(Extracted records)
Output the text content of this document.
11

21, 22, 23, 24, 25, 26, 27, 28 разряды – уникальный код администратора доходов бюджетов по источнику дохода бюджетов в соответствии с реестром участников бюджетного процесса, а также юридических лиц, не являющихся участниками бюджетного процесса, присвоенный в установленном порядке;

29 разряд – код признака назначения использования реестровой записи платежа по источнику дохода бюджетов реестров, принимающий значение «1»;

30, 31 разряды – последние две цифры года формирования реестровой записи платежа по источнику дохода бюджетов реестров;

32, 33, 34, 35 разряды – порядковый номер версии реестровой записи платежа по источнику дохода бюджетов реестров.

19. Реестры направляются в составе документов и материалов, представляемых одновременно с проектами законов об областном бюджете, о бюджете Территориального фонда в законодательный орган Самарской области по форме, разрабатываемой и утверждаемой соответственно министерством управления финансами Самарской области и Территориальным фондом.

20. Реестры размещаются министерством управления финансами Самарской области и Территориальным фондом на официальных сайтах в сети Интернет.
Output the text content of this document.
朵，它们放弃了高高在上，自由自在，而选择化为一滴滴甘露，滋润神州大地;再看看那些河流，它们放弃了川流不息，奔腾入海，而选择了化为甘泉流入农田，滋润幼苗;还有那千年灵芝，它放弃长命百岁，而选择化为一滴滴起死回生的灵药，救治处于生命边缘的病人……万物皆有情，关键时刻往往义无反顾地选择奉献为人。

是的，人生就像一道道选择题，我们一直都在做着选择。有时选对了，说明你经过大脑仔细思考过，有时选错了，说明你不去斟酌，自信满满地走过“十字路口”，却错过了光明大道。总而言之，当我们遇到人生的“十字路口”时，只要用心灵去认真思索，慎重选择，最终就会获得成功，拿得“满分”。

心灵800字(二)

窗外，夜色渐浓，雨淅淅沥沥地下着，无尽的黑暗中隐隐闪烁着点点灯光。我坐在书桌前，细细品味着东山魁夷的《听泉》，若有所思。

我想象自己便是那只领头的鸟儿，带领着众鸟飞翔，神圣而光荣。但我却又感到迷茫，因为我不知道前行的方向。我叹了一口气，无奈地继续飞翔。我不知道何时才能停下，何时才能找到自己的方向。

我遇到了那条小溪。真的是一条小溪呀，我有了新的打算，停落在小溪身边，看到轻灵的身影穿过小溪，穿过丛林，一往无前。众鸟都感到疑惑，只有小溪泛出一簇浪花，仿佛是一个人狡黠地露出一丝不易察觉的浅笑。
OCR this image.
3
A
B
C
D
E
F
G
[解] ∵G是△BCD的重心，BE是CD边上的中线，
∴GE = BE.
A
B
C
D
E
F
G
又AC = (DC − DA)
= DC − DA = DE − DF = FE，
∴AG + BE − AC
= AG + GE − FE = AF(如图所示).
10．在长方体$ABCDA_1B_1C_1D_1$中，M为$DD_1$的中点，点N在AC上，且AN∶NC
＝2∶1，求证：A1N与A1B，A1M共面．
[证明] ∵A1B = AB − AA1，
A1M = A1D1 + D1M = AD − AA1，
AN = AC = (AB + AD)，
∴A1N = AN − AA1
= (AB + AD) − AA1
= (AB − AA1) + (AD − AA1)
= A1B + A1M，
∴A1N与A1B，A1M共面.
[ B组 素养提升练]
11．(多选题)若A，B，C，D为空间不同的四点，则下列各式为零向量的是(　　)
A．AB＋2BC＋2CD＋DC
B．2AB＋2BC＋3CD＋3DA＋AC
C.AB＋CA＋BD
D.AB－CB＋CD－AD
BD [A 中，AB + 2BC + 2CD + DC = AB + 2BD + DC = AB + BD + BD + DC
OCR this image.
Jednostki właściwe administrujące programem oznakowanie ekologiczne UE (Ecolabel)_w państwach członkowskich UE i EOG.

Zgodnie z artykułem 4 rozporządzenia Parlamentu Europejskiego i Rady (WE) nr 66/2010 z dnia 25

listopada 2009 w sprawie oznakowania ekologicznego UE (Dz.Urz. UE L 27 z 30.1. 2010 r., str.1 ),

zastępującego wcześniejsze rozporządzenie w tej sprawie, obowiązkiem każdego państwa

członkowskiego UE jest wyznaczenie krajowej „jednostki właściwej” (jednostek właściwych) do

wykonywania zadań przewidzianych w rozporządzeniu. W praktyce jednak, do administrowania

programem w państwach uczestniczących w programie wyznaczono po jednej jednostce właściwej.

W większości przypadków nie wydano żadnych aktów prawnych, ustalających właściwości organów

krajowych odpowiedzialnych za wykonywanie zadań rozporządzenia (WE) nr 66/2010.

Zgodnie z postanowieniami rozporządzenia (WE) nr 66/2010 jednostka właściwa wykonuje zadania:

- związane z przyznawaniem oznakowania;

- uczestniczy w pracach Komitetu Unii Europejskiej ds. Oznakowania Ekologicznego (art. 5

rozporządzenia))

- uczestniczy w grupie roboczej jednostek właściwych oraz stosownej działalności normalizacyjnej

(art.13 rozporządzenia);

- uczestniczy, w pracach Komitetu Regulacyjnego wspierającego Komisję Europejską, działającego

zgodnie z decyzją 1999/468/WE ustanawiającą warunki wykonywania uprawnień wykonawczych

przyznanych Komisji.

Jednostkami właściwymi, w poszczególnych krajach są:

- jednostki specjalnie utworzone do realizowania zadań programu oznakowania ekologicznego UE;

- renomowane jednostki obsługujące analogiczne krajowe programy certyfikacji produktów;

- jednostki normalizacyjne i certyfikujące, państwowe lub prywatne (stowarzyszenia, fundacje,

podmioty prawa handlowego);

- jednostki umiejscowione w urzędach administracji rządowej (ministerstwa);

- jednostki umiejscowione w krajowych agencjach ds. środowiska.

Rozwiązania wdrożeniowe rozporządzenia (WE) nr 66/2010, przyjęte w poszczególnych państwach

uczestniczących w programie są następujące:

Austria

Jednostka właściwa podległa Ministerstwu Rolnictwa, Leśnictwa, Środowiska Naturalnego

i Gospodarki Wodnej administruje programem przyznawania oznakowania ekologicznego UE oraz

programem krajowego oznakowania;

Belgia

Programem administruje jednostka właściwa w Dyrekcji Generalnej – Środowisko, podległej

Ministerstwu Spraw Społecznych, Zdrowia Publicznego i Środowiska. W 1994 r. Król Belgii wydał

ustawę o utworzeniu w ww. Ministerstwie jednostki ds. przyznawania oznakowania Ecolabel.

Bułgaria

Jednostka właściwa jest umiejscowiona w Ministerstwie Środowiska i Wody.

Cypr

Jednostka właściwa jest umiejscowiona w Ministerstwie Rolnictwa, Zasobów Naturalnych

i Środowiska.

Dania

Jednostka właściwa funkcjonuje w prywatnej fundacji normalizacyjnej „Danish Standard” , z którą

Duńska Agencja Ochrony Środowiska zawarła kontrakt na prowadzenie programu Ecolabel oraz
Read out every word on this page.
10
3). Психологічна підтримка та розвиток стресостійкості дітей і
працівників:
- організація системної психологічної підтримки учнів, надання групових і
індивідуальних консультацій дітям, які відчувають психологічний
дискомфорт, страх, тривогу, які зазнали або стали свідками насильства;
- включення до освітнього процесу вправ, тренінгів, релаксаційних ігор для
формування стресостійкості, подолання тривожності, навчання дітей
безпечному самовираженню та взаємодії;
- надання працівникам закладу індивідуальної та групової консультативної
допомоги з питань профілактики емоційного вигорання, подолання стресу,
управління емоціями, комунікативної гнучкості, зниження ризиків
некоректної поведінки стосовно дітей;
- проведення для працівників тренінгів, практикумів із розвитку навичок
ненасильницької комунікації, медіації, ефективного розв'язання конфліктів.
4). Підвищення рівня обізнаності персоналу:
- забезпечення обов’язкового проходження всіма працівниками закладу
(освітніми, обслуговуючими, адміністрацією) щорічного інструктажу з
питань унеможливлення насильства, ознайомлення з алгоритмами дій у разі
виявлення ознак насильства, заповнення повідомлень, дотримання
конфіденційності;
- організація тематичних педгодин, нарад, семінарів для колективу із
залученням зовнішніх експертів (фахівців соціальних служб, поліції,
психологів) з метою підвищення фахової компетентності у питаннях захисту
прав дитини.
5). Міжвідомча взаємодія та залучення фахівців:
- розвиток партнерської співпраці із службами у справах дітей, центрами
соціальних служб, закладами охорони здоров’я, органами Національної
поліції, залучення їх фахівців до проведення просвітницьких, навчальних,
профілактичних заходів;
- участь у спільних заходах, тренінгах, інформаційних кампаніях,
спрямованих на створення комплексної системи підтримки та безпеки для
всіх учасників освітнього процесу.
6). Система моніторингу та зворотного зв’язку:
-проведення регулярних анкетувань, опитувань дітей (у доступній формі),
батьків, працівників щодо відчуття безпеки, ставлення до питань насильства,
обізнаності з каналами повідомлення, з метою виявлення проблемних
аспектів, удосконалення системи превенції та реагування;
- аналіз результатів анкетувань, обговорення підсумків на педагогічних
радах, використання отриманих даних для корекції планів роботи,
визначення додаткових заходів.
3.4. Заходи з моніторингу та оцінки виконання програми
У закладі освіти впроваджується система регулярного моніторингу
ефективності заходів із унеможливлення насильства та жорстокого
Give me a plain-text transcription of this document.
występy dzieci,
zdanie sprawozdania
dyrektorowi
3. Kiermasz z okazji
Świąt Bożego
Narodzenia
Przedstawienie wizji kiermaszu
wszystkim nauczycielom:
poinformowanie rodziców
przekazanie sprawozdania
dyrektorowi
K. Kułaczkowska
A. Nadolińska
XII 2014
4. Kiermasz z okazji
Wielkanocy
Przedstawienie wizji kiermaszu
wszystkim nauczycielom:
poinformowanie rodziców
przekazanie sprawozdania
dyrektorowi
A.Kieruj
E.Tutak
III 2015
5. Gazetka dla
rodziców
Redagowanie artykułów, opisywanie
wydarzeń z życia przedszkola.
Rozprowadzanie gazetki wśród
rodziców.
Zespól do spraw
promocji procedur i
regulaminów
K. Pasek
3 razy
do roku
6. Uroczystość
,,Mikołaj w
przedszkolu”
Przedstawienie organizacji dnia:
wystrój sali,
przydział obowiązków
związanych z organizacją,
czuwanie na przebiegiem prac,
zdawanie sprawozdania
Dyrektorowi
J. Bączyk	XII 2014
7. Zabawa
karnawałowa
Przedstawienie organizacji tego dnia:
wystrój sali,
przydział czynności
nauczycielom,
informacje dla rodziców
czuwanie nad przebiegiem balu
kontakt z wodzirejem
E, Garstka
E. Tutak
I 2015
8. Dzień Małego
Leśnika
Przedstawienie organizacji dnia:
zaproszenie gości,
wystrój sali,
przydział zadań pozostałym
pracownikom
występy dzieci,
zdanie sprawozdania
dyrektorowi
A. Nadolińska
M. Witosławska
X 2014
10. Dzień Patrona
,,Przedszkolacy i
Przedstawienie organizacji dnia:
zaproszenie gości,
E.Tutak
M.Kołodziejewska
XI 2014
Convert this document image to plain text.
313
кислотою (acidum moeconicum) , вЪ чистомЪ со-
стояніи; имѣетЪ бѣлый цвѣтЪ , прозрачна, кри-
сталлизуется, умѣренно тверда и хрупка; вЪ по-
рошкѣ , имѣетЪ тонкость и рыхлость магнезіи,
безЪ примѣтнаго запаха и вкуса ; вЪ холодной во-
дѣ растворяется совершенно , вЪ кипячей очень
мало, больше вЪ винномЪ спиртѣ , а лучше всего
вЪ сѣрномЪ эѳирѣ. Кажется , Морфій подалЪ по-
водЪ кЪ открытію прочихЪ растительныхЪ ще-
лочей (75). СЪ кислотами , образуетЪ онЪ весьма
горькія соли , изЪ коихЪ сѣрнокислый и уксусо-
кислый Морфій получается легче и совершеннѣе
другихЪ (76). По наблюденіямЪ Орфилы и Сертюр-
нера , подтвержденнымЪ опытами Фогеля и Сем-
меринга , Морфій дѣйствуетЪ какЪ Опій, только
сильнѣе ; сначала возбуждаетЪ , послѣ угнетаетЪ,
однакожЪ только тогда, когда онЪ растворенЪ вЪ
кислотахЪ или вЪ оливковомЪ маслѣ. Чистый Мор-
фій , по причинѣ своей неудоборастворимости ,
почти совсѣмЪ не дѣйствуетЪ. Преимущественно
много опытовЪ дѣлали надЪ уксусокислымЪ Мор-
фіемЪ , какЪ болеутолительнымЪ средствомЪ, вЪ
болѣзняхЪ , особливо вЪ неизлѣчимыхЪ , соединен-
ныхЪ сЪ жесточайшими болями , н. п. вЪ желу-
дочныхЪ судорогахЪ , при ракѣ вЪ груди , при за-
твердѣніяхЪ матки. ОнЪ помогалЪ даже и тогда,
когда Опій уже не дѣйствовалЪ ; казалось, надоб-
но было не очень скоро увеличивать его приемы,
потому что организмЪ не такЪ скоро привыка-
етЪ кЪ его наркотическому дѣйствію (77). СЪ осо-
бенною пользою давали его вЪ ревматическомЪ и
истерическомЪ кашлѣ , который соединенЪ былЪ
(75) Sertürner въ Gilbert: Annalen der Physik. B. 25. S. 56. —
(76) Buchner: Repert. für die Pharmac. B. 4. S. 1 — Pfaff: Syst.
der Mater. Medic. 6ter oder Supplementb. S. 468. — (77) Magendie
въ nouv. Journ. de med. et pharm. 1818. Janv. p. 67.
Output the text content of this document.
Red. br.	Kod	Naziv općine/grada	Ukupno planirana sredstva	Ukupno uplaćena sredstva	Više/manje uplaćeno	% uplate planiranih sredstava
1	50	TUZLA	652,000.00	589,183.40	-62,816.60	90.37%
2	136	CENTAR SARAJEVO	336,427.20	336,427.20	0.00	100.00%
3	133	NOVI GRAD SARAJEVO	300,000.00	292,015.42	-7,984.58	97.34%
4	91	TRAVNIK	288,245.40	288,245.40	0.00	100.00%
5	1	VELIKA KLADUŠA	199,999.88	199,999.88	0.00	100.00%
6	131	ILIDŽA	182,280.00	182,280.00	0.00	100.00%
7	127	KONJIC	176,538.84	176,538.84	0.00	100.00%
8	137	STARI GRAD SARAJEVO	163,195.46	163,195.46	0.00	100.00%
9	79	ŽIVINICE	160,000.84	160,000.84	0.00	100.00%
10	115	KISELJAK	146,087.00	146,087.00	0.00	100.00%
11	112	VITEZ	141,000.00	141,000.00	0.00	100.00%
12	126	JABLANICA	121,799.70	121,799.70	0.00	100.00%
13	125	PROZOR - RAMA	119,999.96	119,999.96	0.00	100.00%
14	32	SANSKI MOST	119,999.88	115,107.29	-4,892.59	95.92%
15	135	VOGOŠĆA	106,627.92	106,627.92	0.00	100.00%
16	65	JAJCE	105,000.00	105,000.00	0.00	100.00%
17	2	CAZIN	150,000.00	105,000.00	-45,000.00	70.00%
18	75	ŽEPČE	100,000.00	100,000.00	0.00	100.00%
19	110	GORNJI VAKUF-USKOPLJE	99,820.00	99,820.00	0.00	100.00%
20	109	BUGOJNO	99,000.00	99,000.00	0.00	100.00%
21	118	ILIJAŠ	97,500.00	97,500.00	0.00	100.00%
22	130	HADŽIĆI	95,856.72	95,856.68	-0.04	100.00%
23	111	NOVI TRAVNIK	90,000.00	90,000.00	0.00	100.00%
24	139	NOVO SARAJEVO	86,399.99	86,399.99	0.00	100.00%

WORK TO DO> Copy all lines of the listing above that contain the string "Ecolabel".

OUTPUT OF THE TASK>
Jednostki właściwe administrujące programem oznakowanie ekologiczne UE (Ecolabel)_w państwach członkowskich UE i EOG.
ustawę o utworzeniu w ww. Ministerstwie jednostki ds. przyznawania oznakowania Ecolabel.
Duńska Agencja Ochrony Środowiska zawarła kontrakt na prowadzenie programu Ecolabel oraz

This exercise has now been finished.